> _Consigne 1_
Résumez, s'il vous plaît, en deux phrases le texte sur le jugement du tribunal de commerce de Douai.
> _Consigne 2_
D'après le texte sur le jugement du tribunal de commerce de Douai, à combien s'élève le passif échu et exigible de l'entreprise ?

> _Extrait du texte_
━━━━

Le tribunal de commerce de Douai, par un jugement du 13 janvier 2026, a ouvert une procédure de liquidation judiciaire simplifiée à l’encontre d’une société par actions simplifiée. Le ministère public avait saisi la juridiction sur requête, et le tribunal avait ordonné une expertise préalable pour recueillir des informations sur la situation de l’entreprise. La société débitrice, bien que régulièrement convoquée, n’a pas comparu et n’a formulé aucune contestation. Le juge a constaté que l’entreprise se trouvait dans l’impossibilité de faire face à son passif exigible. La question de droit portait sur la réunion des conditions légales pour prononcer une liquidation judiciaire simplifiée sans poursuite d’activité. Le tribunal a fait droit à la requête en ouvrant cette procédure simplifiée.
I. L’état de cessation des paiements caractérisé par un passif certain et un actif inexistant
Le tribunal a d’abord vérifié la condition fondamentale de la cessation des paiements pour ouvrir la liquidation judiciaire. Il ressort des éléments recueillis que l’entreprise se trouve dans une situation financière irrémédiablement compromise. Le jugement constate que « l’entreprise se trouve dans l’impossibilité de faire face à son passif échu et exigible qui s’élève à 993 euros avec aucun actif disponible identifié à ce jour » (Motifs). Cette constatation établit clairement l’absence de trésorerie disponible pour honorer les dettes certaines et liquides. La valeur de cette décision réside dans la confirmation que le montant modeste du passif n’exclut pas l’état de cessation des paiements. La portée de ce constat est de permettre l’ouverture immédiate de la procédure sans attendre une aggravation du passif.

━━━━

> _Données étudiées_
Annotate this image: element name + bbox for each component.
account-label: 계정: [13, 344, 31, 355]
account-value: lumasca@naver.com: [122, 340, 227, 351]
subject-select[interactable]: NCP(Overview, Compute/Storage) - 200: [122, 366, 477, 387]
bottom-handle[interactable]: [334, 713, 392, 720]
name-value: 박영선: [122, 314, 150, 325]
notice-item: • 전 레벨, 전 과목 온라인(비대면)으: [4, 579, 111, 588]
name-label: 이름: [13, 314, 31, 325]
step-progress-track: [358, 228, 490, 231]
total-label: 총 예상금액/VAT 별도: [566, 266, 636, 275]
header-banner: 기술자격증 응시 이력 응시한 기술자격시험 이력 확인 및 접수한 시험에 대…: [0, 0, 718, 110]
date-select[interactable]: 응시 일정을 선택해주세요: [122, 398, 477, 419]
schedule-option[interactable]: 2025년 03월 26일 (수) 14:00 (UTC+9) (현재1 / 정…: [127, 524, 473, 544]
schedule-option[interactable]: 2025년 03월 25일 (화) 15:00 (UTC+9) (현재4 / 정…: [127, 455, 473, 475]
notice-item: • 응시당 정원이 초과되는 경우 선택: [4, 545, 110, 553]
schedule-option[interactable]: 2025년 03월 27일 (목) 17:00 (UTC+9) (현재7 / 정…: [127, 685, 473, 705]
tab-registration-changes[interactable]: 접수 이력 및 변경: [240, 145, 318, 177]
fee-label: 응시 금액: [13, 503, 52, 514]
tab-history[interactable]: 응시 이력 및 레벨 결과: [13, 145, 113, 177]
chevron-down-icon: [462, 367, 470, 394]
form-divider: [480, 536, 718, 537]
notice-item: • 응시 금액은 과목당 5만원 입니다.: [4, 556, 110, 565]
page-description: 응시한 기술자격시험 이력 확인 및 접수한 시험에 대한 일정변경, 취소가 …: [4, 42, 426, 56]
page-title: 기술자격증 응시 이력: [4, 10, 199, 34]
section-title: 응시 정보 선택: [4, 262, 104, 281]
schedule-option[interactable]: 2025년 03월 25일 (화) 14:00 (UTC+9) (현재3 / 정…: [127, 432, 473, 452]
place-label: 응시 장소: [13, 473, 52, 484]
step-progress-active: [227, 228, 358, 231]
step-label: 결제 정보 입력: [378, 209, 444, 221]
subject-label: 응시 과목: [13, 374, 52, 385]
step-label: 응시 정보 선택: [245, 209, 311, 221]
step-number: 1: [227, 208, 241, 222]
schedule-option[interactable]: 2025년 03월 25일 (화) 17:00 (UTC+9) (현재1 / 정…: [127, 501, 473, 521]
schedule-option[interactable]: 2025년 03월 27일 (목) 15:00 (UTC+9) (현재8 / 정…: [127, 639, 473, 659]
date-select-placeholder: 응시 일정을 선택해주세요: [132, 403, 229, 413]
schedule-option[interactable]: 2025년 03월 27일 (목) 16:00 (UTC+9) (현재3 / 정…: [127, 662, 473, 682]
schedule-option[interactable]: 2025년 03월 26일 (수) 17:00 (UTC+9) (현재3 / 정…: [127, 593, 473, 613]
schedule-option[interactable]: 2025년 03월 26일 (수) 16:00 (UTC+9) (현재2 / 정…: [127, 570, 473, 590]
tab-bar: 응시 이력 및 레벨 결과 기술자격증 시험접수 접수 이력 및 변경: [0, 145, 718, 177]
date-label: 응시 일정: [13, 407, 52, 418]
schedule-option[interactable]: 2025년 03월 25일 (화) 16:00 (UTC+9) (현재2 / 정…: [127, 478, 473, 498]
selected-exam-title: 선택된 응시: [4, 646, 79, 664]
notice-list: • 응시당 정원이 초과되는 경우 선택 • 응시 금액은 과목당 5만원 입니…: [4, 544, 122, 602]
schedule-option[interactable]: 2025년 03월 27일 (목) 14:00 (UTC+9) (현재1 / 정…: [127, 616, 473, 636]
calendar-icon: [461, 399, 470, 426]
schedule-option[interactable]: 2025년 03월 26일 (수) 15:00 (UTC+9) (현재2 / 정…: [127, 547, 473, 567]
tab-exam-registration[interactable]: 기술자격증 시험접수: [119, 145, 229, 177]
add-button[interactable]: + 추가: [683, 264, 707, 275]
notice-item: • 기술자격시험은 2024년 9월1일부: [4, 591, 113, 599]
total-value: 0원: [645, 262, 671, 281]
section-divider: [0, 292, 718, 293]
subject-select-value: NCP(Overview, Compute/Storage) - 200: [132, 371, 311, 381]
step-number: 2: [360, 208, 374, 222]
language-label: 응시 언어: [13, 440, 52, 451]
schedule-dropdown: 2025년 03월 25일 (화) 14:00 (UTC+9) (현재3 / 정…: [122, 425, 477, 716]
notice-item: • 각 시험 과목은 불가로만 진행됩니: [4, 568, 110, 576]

━━━━

> _Réponse 1_
Par un jugement du 13 janvier 2026, le tribunal de commerce de Douai a ouvert, sur requête du ministère public, une procédure de liquidation judiciaire simplifiée contre une société par actions simplifiée qui n'a pas comparu. Le tribunal a constaté la cessation des paiements, l'entreprise ne pouvant faire face à un passif échu et exigible de 993 euros sans aucun actif disponible identifié.

> _Réponse 2_
993 euros.